## Stated goal
Extract every line where the string "Total" appears.

## Data shown
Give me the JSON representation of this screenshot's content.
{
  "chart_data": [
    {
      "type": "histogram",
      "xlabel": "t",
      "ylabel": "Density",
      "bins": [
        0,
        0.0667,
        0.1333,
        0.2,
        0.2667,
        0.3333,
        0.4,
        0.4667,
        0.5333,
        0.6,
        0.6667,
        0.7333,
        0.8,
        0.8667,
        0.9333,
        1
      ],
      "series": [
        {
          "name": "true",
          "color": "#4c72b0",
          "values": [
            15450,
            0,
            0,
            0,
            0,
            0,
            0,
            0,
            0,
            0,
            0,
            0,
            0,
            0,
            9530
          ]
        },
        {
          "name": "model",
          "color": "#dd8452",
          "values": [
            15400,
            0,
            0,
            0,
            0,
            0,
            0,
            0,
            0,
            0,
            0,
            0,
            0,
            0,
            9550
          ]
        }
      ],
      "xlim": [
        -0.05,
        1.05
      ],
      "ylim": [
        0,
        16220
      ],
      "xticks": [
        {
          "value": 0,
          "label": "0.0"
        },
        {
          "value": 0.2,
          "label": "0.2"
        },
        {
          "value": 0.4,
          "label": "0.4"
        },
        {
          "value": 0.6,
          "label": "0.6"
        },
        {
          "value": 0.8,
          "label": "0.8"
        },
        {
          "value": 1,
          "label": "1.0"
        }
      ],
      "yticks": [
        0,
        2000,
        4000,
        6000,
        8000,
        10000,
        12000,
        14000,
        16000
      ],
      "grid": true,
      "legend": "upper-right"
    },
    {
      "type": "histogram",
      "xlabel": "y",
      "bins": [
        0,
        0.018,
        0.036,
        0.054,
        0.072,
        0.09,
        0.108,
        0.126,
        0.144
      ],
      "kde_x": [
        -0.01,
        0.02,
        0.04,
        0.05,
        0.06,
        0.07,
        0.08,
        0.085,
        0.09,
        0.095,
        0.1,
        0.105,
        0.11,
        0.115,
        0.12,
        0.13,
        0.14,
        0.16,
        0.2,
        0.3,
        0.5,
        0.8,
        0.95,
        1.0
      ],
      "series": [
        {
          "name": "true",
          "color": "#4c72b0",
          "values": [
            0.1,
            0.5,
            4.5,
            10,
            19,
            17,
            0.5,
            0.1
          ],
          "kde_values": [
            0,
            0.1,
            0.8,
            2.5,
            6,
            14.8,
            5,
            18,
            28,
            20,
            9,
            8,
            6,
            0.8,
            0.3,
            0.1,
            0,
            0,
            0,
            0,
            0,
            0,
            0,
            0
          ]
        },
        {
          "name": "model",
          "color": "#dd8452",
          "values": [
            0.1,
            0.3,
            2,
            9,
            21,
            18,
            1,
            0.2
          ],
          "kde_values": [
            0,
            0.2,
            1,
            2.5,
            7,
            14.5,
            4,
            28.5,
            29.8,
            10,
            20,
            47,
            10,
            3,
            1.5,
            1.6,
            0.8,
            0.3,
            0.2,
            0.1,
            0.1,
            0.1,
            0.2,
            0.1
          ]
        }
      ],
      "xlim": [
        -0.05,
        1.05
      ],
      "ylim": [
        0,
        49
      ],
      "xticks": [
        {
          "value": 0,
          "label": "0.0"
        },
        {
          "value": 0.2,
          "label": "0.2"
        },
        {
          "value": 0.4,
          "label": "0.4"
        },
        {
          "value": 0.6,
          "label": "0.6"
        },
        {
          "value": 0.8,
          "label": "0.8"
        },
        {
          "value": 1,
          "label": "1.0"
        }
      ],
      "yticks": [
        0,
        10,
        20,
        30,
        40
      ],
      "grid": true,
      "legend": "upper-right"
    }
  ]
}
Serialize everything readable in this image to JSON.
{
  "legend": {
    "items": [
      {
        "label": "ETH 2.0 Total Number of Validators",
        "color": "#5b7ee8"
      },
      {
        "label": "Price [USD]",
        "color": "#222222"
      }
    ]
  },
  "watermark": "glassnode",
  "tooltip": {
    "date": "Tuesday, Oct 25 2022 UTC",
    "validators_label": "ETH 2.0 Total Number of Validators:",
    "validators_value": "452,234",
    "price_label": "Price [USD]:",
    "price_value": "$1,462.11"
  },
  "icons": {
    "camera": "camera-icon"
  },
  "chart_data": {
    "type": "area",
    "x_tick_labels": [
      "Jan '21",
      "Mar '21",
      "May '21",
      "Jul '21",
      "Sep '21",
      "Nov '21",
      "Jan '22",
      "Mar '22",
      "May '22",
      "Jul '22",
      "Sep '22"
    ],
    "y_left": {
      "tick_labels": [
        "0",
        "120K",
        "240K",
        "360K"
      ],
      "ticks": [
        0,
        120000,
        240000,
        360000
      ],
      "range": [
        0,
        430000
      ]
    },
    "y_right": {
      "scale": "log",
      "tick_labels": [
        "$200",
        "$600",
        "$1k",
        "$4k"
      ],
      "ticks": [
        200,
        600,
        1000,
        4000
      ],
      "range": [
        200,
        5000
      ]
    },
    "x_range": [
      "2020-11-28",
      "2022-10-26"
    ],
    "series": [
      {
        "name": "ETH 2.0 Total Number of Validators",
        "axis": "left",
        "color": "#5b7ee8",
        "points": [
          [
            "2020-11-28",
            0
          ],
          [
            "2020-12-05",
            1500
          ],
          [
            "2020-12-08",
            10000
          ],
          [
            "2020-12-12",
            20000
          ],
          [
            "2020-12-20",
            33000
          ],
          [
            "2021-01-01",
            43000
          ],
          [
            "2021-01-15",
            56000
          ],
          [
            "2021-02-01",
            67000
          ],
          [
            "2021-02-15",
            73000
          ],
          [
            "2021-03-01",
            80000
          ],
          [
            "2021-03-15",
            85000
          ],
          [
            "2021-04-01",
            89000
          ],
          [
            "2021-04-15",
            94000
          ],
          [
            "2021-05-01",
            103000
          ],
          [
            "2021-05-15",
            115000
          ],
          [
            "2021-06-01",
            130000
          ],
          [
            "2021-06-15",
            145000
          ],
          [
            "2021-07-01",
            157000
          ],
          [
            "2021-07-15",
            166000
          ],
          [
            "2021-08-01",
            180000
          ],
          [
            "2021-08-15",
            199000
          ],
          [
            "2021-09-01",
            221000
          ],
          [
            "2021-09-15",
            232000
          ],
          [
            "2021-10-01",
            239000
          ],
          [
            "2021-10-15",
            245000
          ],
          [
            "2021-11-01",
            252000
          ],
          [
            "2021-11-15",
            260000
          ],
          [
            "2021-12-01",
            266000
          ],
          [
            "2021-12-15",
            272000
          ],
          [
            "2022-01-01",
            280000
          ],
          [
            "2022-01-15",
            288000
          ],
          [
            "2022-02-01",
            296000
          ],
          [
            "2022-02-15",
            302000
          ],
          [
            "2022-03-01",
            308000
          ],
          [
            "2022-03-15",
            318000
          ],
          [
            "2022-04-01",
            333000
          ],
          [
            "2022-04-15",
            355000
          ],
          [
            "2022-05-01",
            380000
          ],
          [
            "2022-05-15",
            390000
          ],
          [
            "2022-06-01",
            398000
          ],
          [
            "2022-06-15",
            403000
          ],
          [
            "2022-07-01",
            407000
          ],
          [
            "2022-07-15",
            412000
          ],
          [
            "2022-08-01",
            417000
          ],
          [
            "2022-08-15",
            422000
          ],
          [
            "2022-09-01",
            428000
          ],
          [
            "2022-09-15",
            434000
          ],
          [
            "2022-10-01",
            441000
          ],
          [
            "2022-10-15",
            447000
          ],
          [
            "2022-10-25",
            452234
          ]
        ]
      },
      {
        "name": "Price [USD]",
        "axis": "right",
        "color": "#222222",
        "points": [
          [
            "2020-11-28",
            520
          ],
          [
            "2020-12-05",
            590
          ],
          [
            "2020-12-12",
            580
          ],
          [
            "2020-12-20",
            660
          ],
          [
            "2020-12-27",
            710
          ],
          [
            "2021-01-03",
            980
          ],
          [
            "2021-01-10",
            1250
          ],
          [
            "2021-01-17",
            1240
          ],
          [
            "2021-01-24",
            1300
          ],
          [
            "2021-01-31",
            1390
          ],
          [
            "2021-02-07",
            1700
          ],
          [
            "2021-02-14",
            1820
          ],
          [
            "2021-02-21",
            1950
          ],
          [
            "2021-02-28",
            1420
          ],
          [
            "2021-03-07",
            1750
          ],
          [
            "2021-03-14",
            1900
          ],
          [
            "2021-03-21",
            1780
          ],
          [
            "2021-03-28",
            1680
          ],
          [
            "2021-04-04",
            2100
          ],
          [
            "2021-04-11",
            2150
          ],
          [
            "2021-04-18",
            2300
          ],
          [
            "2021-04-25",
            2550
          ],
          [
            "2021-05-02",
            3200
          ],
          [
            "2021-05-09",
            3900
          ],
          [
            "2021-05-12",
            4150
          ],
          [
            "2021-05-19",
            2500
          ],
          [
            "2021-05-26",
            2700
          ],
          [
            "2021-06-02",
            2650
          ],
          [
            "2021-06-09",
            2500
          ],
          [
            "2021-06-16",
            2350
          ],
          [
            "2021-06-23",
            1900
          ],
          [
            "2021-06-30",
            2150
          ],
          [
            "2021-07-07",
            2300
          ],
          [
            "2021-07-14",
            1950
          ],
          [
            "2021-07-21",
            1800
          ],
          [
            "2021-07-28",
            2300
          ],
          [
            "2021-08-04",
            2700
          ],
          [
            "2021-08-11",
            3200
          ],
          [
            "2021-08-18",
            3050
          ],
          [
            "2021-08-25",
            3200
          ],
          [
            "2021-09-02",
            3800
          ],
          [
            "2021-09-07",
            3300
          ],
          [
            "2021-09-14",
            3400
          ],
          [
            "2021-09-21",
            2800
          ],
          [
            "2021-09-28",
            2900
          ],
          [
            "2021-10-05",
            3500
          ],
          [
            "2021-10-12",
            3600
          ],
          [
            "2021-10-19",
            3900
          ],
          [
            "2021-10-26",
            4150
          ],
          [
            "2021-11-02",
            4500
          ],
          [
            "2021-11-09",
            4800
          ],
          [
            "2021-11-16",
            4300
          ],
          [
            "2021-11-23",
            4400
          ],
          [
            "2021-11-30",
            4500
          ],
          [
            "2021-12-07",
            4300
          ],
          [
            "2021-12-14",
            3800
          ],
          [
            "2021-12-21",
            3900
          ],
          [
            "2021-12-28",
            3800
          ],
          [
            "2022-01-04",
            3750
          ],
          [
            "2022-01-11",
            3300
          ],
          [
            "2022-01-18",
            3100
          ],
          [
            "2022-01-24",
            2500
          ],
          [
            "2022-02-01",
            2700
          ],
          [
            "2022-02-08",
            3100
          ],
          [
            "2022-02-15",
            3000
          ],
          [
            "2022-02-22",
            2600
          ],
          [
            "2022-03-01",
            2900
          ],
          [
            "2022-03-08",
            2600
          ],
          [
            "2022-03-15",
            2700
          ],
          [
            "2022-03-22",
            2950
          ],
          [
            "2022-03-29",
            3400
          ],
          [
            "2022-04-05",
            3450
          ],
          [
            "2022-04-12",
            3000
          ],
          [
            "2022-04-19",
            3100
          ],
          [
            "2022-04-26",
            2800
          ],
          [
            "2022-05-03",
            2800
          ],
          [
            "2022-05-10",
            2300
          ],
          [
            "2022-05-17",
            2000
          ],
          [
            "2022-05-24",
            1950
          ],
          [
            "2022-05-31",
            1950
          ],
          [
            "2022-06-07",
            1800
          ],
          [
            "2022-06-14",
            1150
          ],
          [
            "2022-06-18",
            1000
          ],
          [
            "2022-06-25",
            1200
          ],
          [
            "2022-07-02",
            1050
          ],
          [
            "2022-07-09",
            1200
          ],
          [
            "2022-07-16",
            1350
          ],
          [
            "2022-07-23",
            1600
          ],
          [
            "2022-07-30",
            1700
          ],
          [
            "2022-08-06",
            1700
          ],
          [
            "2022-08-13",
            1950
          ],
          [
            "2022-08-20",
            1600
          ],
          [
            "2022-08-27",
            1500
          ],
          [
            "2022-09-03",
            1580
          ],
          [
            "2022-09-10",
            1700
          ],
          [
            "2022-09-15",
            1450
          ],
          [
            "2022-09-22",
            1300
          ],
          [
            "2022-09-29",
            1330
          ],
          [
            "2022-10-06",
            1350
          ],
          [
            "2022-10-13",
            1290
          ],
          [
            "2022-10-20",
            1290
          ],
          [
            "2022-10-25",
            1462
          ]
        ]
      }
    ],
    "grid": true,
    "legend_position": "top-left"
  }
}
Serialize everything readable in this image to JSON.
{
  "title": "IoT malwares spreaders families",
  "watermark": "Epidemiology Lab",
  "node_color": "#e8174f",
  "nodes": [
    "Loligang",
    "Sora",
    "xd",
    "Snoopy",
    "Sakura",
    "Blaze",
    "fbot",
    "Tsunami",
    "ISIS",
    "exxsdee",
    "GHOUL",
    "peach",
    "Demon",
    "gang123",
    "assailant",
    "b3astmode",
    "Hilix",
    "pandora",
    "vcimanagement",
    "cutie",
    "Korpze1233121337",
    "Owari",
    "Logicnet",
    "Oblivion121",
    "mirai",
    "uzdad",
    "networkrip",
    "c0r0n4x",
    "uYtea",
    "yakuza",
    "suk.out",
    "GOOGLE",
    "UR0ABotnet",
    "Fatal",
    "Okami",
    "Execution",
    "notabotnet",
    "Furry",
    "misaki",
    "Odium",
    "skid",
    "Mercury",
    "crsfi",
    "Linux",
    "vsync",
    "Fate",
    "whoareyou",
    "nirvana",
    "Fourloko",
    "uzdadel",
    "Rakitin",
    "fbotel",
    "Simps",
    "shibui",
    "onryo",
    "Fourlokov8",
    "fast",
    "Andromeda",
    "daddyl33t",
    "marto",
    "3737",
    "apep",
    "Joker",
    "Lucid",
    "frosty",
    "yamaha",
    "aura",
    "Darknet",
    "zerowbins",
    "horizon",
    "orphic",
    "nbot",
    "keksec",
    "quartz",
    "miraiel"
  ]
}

## Reply
        "label": "ETH 2.0 Total Number of Validators",
    "validators_label": "ETH 2.0 Total Number of Validators:",
        "name": "ETH 2.0 Total Number of Validators",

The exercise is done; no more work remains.